**Problem**.
Write every record out again exactly as given.

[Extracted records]

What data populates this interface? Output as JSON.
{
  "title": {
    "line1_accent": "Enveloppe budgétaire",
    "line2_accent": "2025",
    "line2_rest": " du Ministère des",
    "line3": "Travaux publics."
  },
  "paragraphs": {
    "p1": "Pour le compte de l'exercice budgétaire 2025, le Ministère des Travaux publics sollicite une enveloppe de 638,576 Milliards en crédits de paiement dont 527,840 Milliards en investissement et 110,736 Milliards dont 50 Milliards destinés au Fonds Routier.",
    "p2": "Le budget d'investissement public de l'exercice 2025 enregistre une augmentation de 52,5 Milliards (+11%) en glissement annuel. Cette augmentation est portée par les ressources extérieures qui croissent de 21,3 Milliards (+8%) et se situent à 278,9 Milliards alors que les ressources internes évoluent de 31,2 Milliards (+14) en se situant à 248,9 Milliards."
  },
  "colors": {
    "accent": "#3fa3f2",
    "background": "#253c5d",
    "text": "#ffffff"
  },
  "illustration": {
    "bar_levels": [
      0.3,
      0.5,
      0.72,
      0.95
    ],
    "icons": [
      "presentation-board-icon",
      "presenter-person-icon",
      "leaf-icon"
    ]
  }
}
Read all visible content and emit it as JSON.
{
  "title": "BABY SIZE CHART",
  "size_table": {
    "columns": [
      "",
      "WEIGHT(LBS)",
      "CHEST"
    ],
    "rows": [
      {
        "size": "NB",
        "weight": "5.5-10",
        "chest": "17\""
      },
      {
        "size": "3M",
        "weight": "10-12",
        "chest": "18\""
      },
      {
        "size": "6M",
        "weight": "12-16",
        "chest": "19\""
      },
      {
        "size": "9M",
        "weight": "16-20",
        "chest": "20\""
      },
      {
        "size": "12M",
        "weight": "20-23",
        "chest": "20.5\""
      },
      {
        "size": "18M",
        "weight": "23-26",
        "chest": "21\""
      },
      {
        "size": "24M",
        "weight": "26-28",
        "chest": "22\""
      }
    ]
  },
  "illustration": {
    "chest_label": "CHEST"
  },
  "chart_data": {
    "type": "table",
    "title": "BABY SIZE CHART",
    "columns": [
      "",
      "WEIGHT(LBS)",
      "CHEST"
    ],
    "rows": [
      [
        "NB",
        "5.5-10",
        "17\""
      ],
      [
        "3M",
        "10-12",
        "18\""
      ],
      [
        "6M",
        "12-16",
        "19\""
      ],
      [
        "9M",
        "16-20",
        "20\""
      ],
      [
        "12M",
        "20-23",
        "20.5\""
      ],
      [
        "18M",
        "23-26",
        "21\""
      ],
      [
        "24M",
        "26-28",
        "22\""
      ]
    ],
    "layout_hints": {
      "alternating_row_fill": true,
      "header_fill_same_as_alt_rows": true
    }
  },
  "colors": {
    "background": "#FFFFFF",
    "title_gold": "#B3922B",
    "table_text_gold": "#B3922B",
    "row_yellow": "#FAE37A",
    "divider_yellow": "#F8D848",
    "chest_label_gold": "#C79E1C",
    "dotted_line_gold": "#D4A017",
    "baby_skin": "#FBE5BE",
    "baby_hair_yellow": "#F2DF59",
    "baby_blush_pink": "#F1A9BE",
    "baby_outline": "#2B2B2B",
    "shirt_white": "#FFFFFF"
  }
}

**Result of the task**.
What data populates this interface? Output as JSON.
{
  "title": {
    "line1_accent": "Enveloppe budgétaire",
    "line2_accent": "2025",
    "line2_rest": " du Ministère des",
    "line3": "Travaux publics."
  },
  "paragraphs": {
    "p1": "Pour le compte de l'exercice budgétaire 2025, le Ministère des Travaux publics sollicite une enveloppe de 638,576 Milliards en crédits de paiement dont 527,840 Milliards en investissement et 110,736 Milliards dont 50 Milliards destinés au Fonds Routier.",
    "p2": "Le budget d'investissement public de l'exercice 2025 enregistre une augmentation de 52,5 Milliards (+11%) en glissement annuel. Cette augmentation est portée par les ressources extérieures qui croissent de 21,3 Milliards (+8%) et se situent à 278,9 Milliards alors que les ressources internes évoluent de 31,2 Milliards (+14) en se situant à 248,9 Milliards."
  },
  "colors": {
    "accent": "#3fa3f2",
    "background": "#253c5d",
    "text": "#ffffff"
  },
  "illustration": {
    "bar_levels": [
      0.3,
      0.5,
      0.72,
      0.95
    ],
    "icons": [
      "presentation-board-icon",
      "presenter-person-icon",
      "leaf-icon"
    ]
  }
}
Read all visible content and emit it as JSON.
{
  "title": "BABY SIZE CHART",
  "size_table": {
    "columns": [
      "",
      "WEIGHT(LBS)",
      "CHEST"
    ],
    "rows": [
      {
        "size": "NB",
        "weight": "5.5-10",
        "chest": "17\""
      },
      {
        "size": "3M",
        "weight": "10-12",
        "chest": "18\""
      },
      {
        "size": "6M",
        "weight": "12-16",
        "chest": "19\""
      },
      {
        "size": "9M",
        "weight": "16-20",
        "chest": "20\""
      },
      {
        "size": "12M",
        "weight": "20-23",
        "chest": "20.5\""
      },
      {
        "size": "18M",
        "weight": "23-26",
        "chest": "21\""
      },
      {
        "size": "24M",
        "weight": "26-28",
        "chest": "22\""
      }
    ]
  },
  "illustration": {
    "chest_label": "CHEST"
  },
  "chart_data": {
    "type": "table",
    "title": "BABY SIZE CHART",
    "columns": [
      "",
      "WEIGHT(LBS)",
      "CHEST"
    ],
    "rows": [
      [
        "NB",
        "5.5-10",
        "17\""
      ],
      [
        "3M",
        "10-12",
        "18\""
      ],
      [
        "6M",
        "12-16",
        "19\""
      ],
      [
        "9M",
        "16-20",
        "20\""
      ],
      [
        "12M",
        "20-23",
        "20.5\""
      ],
      [
        "18M",
        "23-26",
        "21\""
      ],
      [
        "24M",
        "26-28",
        "22\""
      ]
    ],
    "layout_hints": {
      "alternating_row_fill": true,
      "header_fill_same_as_alt_rows": true
    }
  },
  "colors": {
    "background": "#FFFFFF",
    "title_gold": "#B3922B",
    "table_text_gold": "#B3922B",
    "row_yellow": "#FAE37A",
    "divider_yellow": "#F8D848",
    "chest_label_gold": "#C79E1C",
    "dotted_line_gold": "#D4A017",
    "baby_skin": "#FBE5BE",
    "baby_hair_yellow": "#F2DF59",
    "baby_blush_pink": "#F1A9BE",
    "baby_outline": "#2B2B2B",
    "shirt_white": "#FFFFFF"
  }
}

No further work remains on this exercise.